→ **Given exercise**
Below are records; work out how many of their lines contain "duration" and give only that number.
====
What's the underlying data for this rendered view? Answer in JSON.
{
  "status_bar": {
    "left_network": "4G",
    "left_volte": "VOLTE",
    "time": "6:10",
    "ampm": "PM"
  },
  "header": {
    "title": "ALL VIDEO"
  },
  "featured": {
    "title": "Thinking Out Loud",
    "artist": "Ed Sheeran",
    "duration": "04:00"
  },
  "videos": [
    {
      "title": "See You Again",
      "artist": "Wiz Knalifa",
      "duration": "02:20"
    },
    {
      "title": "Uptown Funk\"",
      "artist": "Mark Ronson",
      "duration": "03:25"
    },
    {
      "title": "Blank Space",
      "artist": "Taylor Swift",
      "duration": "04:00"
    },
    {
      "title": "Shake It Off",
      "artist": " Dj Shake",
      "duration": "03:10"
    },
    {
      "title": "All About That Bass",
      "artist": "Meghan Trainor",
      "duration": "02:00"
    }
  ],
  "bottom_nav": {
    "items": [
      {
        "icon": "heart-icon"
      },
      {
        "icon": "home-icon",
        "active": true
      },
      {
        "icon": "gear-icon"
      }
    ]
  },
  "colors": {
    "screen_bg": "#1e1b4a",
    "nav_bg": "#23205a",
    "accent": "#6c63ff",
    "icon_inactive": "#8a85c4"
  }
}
====
→ **Exercise result**
6